-- BEGIN PROVIDED MATERIAL --

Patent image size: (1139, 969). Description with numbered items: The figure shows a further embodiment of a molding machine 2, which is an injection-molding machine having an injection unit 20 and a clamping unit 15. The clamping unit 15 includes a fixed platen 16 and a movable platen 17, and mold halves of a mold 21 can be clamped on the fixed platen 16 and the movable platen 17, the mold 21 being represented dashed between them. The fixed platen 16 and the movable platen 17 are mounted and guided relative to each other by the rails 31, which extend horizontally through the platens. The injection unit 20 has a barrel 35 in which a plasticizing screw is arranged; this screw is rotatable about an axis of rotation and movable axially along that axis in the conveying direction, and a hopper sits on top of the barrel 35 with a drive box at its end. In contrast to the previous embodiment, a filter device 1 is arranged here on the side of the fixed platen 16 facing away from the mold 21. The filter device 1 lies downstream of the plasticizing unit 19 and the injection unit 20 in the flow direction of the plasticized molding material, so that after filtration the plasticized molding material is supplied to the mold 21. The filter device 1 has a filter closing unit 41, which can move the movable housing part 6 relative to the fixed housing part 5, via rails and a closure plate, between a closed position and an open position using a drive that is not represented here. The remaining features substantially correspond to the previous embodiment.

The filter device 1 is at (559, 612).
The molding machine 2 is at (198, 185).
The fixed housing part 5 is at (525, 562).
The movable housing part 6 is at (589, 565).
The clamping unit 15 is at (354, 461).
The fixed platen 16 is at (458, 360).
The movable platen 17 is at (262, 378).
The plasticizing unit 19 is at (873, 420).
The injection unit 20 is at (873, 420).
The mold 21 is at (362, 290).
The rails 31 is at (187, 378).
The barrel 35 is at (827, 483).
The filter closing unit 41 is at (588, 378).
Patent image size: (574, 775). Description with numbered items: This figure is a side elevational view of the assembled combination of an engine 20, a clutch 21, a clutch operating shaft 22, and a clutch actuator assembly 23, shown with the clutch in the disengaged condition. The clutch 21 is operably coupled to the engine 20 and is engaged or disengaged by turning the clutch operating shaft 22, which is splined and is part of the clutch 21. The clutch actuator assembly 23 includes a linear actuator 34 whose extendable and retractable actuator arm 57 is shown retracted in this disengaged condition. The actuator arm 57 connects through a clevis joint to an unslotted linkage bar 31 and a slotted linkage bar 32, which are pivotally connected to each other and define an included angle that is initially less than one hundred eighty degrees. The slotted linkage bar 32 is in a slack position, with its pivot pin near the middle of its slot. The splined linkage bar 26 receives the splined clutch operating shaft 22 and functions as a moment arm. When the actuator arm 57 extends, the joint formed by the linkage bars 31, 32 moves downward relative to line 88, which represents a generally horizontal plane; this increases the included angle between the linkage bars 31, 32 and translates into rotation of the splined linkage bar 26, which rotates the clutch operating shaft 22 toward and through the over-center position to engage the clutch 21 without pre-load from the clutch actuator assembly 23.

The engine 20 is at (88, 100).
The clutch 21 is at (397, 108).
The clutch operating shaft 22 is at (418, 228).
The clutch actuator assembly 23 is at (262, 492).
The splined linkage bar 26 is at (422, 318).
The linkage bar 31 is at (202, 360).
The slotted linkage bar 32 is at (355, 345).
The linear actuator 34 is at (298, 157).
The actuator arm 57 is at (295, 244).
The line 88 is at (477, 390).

-- END PROVIDED MATERIAL --

_GOAL_: Update the rows above by writing "Patent image size" as "Drawing dimensions" and leaving everything else unchanged.

_TASK SOLUTION_:
Drawing dimensions: (1139, 969). Description with numbered items: The figure shows a further embodiment of a molding machine 2, which is an injection-molding machine having an injection unit 20 and a clamping unit 15. The clamping unit 15 includes a fixed platen 16 and a movable platen 17, and mold halves of a mold 21 can be clamped on the fixed platen 16 and the movable platen 17, the mold 21 being represented dashed between them. The fixed platen 16 and the movable platen 17 are mounted and guided relative to each other by the rails 31, which extend horizontally through the platens. The injection unit 20 has a barrel 35 in which a plasticizing screw is arranged; this screw is rotatable about an axis of rotation and movable axially along that axis in the conveying direction, and a hopper sits on top of the barrel 35 with a drive box at its end. In contrast to the previous embodiment, a filter device 1 is arranged here on the side of the fixed platen 16 facing away from the mold 21. The filter device 1 lies downstream of the plasticizing unit 19 and the injection unit 20 in the flow direction of the plasticized molding material, so that after filtration the plasticized molding material is supplied to the mold 21. The filter device 1 has a filter closing unit 41, which can move the movable housing part 6 relative to the fixed housing part 5, via rails and a closure plate, between a closed position and an open position using a drive that is not represented here. The remaining features substantially correspond to the previous embodiment.

The filter device 1 is at (559, 612).
The molding machine 2 is at (198, 185).
The fixed housing part 5 is at (525, 562).
The movable housing part 6 is at (589, 565).
The clamping unit 15 is at (354, 461).
The fixed platen 16 is at (458, 360).
The movable platen 17 is at (262, 378).
The plasticizing unit 19 is at (873, 420).
The injection unit 20 is at (873, 420).
The mold 21 is at (362, 290).
The rails 31 is at (187, 378).
The barrel 35 is at (827, 483).
The filter closing unit 41 is at (588, 378).
Drawing dimensions: (574, 775). Description with numbered items: This figure is a side elevational view of the assembled combination of an engine 20, a clutch 21, a clutch operating shaft 22, and a clutch actuator assembly 23, shown with the clutch in the disengaged condition. The clutch 21 is operably coupled to the engine 20 and is engaged or disengaged by turning the clutch operating shaft 22, which is splined and is part of the clutch 21. The clutch actuator assembly 23 includes a linear actuator 34 whose extendable and retractable actuator arm 57 is shown retracted in this disengaged condition. The actuator arm 57 connects through a clevis joint to an unslotted linkage bar 31 and a slotted linkage bar 32, which are pivotally connected to each other and define an included angle that is initially less than one hundred eighty degrees. The slotted linkage bar 32 is in a slack position, with its pivot pin near the middle of its slot. The splined linkage bar 26 receives the splined clutch operating shaft 22 and functions as a moment arm. When the actuator arm 57 extends, the joint formed by the linkage bars 31, 32 moves downward relative to line 88, which represents a generally horizontal plane; this increases the included angle between the linkage bars 31, 32 and translates into rotation of the splined linkage bar 26, which rotates the clutch operating shaft 22 toward and through the over-center position to engage the clutch 21 without pre-load from the clutch actuator assembly 23.

The engine 20 is at (88, 100).
The clutch 21 is at (397, 108).
The clutch operating shaft 22 is at (418, 228).
The clutch actuator assembly 23 is at (262, 492).
The splined linkage bar 26 is at (422, 318).
The linkage bar 31 is at (202, 360).
The slotted linkage bar 32 is at (355, 345).
The linear actuator 34 is at (298, 157).
The actuator arm 57 is at (295, 244).
The line 88 is at (477, 390).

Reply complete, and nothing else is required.